* Task inputs:

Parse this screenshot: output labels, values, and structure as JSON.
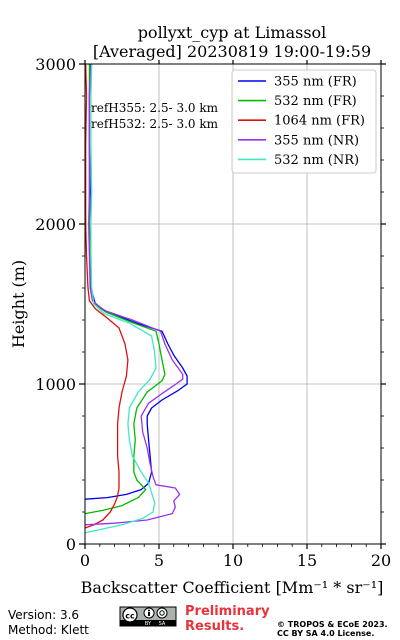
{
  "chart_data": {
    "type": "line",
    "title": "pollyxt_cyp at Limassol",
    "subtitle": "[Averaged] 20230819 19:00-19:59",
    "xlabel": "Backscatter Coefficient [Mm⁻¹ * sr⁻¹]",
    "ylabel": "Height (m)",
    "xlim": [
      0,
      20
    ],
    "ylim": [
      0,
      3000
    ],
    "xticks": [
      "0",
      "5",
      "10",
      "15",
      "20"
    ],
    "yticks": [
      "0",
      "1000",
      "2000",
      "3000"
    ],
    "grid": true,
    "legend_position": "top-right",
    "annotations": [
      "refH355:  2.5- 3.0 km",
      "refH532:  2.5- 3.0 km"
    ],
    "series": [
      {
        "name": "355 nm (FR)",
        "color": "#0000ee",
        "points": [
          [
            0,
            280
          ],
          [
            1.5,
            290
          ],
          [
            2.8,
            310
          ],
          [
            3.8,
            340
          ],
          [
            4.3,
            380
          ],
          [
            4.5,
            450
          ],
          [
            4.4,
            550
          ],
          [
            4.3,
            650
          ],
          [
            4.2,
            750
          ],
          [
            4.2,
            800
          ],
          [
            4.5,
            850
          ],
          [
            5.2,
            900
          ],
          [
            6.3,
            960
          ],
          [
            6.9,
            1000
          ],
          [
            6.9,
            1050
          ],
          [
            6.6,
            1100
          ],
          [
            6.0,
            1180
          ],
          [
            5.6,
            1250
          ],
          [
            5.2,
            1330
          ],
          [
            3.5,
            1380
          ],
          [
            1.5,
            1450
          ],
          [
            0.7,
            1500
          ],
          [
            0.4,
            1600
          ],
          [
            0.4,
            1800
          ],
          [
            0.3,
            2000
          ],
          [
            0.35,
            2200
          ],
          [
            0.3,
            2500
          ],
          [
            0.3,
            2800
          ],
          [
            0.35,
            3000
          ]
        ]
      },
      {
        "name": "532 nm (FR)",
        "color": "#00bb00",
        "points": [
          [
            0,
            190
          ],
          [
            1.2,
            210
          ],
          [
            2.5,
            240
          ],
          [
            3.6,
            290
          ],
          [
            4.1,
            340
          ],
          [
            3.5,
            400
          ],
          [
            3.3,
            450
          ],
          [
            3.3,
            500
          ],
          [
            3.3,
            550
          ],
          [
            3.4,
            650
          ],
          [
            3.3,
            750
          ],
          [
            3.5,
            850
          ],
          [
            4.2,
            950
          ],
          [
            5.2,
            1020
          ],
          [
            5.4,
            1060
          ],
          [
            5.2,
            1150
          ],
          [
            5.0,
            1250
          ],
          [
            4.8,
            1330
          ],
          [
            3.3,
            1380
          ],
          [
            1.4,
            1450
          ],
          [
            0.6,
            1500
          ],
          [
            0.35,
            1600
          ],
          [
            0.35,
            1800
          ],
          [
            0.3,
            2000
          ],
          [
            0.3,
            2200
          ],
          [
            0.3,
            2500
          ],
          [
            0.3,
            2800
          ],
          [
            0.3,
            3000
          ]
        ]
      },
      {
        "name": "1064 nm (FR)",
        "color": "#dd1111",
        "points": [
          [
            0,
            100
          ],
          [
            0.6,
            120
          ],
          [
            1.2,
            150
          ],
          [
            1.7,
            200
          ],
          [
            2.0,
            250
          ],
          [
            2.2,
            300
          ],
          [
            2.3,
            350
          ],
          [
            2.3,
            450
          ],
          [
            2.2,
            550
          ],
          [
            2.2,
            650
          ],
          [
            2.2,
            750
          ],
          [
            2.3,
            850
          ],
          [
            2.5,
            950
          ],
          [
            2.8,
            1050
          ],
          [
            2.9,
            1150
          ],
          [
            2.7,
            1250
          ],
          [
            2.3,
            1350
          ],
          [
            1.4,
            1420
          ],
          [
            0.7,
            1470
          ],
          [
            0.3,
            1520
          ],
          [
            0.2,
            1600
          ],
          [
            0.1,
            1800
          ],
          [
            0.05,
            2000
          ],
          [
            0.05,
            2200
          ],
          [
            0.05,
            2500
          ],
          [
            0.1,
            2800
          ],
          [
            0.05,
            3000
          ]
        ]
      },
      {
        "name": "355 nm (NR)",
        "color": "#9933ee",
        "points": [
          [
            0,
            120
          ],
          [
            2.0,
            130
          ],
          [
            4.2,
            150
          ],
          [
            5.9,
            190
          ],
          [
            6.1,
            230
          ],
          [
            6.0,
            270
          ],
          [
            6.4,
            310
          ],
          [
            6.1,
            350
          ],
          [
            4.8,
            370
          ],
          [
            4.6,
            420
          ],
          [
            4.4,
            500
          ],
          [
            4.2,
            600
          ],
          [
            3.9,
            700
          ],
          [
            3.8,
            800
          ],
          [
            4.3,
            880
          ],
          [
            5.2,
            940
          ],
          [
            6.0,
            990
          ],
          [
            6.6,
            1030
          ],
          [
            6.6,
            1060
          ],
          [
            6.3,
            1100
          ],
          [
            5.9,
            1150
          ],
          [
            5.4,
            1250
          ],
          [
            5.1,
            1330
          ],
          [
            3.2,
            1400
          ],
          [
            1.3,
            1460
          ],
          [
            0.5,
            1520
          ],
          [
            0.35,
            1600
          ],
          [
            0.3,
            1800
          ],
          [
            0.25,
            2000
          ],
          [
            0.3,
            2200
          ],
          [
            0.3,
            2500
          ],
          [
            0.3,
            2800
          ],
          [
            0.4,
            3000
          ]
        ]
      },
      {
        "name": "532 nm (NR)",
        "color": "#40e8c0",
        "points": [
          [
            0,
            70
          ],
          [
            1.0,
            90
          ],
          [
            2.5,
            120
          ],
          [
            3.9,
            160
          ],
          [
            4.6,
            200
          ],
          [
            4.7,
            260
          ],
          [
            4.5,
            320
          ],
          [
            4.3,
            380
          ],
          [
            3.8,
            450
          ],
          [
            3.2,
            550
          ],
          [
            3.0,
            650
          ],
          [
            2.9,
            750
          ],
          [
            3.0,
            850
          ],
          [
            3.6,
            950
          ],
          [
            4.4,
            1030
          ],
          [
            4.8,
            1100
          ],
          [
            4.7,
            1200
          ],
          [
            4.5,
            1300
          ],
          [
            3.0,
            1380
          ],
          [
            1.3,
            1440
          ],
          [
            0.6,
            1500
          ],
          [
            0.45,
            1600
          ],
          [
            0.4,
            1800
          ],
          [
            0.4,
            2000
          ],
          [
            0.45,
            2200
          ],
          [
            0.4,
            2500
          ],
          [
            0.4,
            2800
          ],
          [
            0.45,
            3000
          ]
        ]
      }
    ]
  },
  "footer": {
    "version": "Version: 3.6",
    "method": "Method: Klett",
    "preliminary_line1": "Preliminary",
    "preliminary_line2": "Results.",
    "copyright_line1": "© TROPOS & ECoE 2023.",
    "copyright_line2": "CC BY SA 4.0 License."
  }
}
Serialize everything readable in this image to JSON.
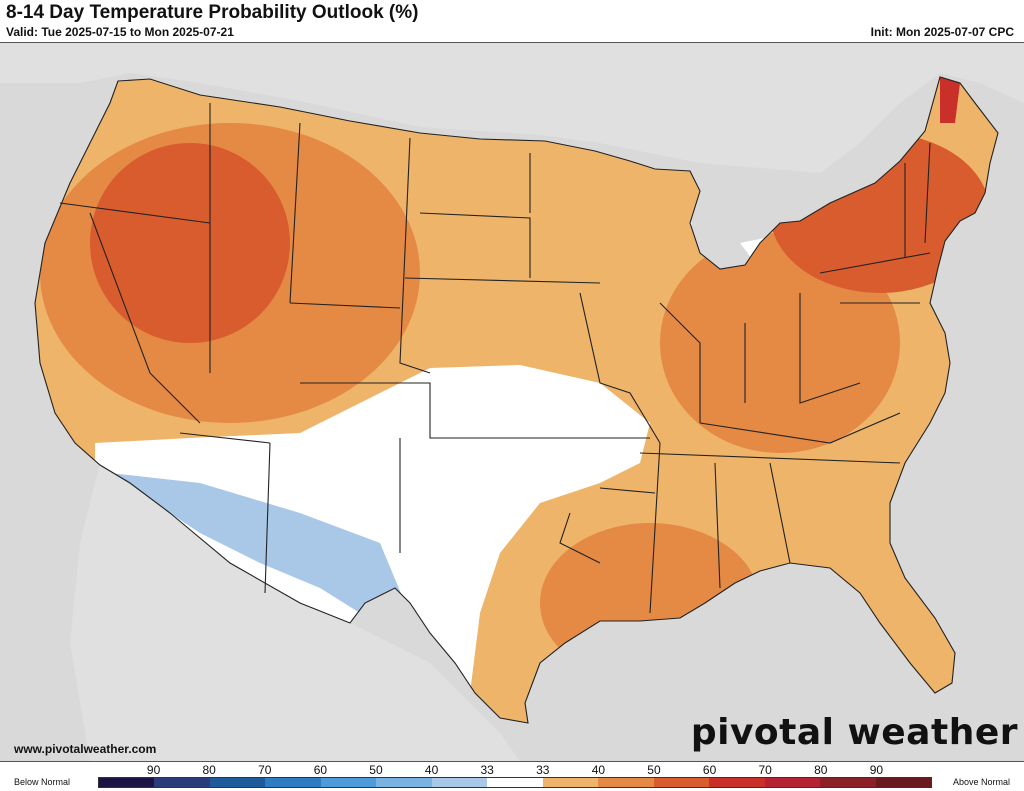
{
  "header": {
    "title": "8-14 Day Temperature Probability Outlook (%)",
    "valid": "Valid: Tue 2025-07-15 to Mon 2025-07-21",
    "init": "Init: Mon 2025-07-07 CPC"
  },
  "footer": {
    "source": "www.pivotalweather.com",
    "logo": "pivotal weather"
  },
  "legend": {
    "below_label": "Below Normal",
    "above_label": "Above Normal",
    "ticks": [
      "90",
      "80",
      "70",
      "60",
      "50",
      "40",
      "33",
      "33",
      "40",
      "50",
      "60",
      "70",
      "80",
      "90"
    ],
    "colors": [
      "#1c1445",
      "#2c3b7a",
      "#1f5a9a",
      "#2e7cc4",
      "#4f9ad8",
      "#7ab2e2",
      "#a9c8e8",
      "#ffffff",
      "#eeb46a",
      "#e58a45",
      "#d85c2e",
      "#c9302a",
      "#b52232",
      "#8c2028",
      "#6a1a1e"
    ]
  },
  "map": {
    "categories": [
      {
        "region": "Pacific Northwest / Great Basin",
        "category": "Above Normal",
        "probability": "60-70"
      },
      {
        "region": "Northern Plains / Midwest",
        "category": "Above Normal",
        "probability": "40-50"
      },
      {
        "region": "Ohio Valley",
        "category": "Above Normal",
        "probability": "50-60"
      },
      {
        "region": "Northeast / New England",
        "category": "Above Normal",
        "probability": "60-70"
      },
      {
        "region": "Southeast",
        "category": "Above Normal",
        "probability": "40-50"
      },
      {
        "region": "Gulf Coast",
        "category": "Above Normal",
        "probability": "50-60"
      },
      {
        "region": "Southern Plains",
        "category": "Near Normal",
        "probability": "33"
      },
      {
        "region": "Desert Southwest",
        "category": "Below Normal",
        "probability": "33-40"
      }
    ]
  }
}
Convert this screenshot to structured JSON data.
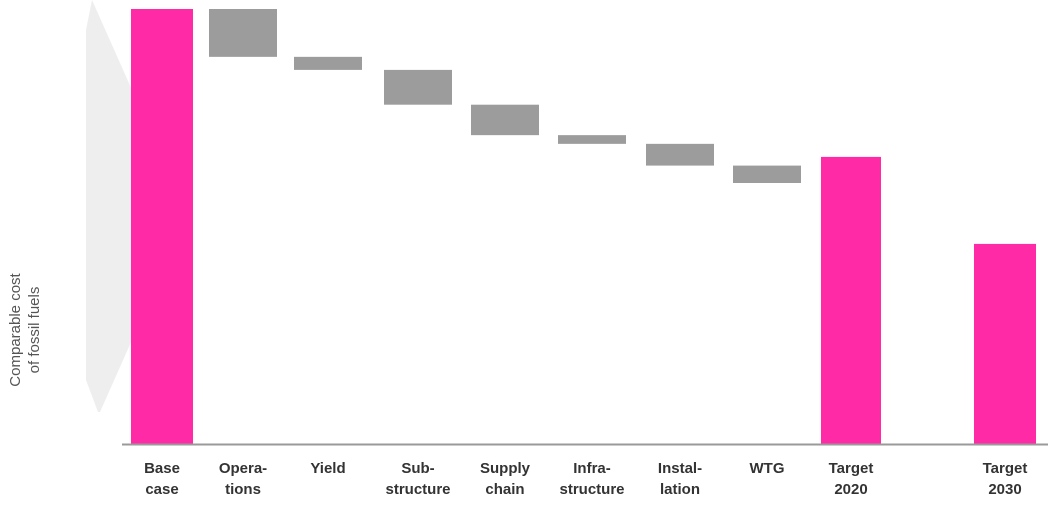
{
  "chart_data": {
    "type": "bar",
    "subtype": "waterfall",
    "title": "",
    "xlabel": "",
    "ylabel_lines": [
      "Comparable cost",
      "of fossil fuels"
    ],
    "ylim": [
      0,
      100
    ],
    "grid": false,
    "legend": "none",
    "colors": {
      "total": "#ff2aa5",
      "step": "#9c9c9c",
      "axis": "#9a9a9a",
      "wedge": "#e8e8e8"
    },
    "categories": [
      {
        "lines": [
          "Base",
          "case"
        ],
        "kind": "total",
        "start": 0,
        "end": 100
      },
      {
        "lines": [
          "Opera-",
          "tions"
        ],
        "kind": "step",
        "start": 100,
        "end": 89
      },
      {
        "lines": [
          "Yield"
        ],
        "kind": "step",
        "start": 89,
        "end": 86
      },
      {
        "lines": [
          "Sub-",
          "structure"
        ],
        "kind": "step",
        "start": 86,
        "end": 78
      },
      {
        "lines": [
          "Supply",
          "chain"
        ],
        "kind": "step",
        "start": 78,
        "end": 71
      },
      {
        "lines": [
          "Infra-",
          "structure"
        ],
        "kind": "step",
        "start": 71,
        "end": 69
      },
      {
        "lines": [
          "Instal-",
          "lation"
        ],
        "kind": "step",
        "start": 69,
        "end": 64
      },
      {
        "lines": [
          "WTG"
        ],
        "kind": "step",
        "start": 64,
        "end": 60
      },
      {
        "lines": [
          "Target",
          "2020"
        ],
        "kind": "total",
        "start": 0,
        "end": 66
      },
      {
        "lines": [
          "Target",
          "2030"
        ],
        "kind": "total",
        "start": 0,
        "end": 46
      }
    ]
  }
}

* Your instructions: Report the number of lines that include the string "name"; return nothing but the count.

* Solution for this exercise: 5